## SET EXERCISE
Write out all of the lines below, exactly and completely.

**** DATA ROWS

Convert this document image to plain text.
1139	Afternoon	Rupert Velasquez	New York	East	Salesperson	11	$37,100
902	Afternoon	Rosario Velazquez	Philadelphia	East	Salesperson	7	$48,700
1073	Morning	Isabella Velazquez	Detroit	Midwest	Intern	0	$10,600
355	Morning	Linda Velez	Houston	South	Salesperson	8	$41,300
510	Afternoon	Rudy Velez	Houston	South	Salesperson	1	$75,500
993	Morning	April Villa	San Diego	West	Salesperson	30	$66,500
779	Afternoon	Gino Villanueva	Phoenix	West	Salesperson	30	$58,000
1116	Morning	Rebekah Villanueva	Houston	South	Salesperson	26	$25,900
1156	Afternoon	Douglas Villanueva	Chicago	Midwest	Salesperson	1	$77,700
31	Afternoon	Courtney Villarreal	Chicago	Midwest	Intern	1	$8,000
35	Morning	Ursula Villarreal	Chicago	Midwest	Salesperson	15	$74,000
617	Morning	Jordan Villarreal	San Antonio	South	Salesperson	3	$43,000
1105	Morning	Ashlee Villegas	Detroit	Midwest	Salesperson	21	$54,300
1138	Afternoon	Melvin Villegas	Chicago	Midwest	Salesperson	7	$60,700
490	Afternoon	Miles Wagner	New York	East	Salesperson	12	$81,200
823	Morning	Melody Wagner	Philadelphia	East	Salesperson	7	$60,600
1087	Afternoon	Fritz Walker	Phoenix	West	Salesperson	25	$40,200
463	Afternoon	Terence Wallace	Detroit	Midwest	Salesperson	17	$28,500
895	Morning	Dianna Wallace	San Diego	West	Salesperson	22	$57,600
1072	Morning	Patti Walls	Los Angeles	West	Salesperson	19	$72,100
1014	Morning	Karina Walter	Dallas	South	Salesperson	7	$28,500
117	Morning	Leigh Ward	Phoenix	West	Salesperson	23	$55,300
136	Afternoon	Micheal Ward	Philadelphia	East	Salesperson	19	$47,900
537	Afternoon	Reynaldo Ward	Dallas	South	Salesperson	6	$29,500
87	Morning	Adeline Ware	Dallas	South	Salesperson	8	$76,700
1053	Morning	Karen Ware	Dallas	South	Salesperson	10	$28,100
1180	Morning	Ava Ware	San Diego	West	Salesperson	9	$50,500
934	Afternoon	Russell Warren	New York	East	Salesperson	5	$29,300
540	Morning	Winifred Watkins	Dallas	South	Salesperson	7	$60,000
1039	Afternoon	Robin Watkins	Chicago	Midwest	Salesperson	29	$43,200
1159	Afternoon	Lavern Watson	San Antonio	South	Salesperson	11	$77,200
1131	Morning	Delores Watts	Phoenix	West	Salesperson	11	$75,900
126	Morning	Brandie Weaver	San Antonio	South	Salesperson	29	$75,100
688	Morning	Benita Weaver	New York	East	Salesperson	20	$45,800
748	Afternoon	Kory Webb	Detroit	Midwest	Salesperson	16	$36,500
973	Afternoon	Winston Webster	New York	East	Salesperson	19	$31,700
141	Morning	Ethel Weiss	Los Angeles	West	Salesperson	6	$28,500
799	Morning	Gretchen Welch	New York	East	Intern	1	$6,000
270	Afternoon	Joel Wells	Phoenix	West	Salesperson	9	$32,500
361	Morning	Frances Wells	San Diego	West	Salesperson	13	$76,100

********

## RESULT FOR THIS TASK
Convert this document image to plain text.
1139	Afternoon	Rupert Velasquez	New York	East	Salesperson	11	$37,100
902	Afternoon	Rosario Velazquez	Philadelphia	East	Salesperson	7	$48,700
1073	Morning	Isabella Velazquez	Detroit	Midwest	Intern	0	$10,600
355	Morning	Linda Velez	Houston	South	Salesperson	8	$41,300
510	Afternoon	Rudy Velez	Houston	South	Salesperson	1	$75,500
993	Morning	April Villa	San Diego	West	Salesperson	30	$66,500
779	Afternoon	Gino Villanueva	Phoenix	West	Salesperson	30	$58,000
1116	Morning	Rebekah Villanueva	Houston	South	Salesperson	26	$25,900
1156	Afternoon	Douglas Villanueva	Chicago	Midwest	Salesperson	1	$77,700
31	Afternoon	Courtney Villarreal	Chicago	Midwest	Intern	1	$8,000
35	Morning	Ursula Villarreal	Chicago	Midwest	Salesperson	15	$74,000
617	Morning	Jordan Villarreal	San Antonio	South	Salesperson	3	$43,000
1105	Morning	Ashlee Villegas	Detroit	Midwest	Salesperson	21	$54,300
1138	Afternoon	Melvin Villegas	Chicago	Midwest	Salesperson	7	$60,700
490	Afternoon	Miles Wagner	New York	East	Salesperson	12	$81,200
823	Morning	Melody Wagner	Philadelphia	East	Salesperson	7	$60,600
1087	Afternoon	Fritz Walker	Phoenix	West	Salesperson	25	$40,200
463	Afternoon	Terence Wallace	Detroit	Midwest	Salesperson	17	$28,500
895	Morning	Dianna Wallace	San Diego	West	Salesperson	22	$57,600
1072	Morning	Patti Walls	Los Angeles	West	Salesperson	19	$72,100
1014	Morning	Karina Walter	Dallas	South	Salesperson	7	$28,500
117	Morning	Leigh Ward	Phoenix	West	Salesperson	23	$55,300
136	Afternoon	Micheal Ward	Philadelphia	East	Salesperson	19	$47,900
537	Afternoon	Reynaldo Ward	Dallas	South	Salesperson	6	$29,500
87	Morning	Adeline Ware	Dallas	South	Salesperson	8	$76,700
1053	Morning	Karen Ware	Dallas	South	Salesperson	10	$28,100
1180	Morning	Ava Ware	San Diego	West	Salesperson	9	$50,500
934	Afternoon	Russell Warren	New York	East	Salesperson	5	$29,300
540	Morning	Winifred Watkins	Dallas	South	Salesperson	7	$60,000
1039	Afternoon	Robin Watkins	Chicago	Midwest	Salesperson	29	$43,200
1159	Afternoon	Lavern Watson	San Antonio	South	Salesperson	11	$77,200
1131	Morning	Delores Watts	Phoenix	West	Salesperson	11	$75,900
126	Morning	Brandie Weaver	San Antonio	South	Salesperson	29	$75,100
688	Morning	Benita Weaver	New York	East	Salesperson	20	$45,800
748	Afternoon	Kory Webb	Detroit	Midwest	Salesperson	16	$36,500
973	Afternoon	Winston Webster	New York	East	Salesperson	19	$31,700
141	Morning	Ethel Weiss	Los Angeles	West	Salesperson	6	$28,500
799	Morning	Gretchen Welch	New York	East	Intern	1	$6,000
270	Afternoon	Joel Wells	Phoenix	West	Salesperson	9	$32,500
361	Morning	Frances Wells	San Diego	West	Salesperson	13	$76,100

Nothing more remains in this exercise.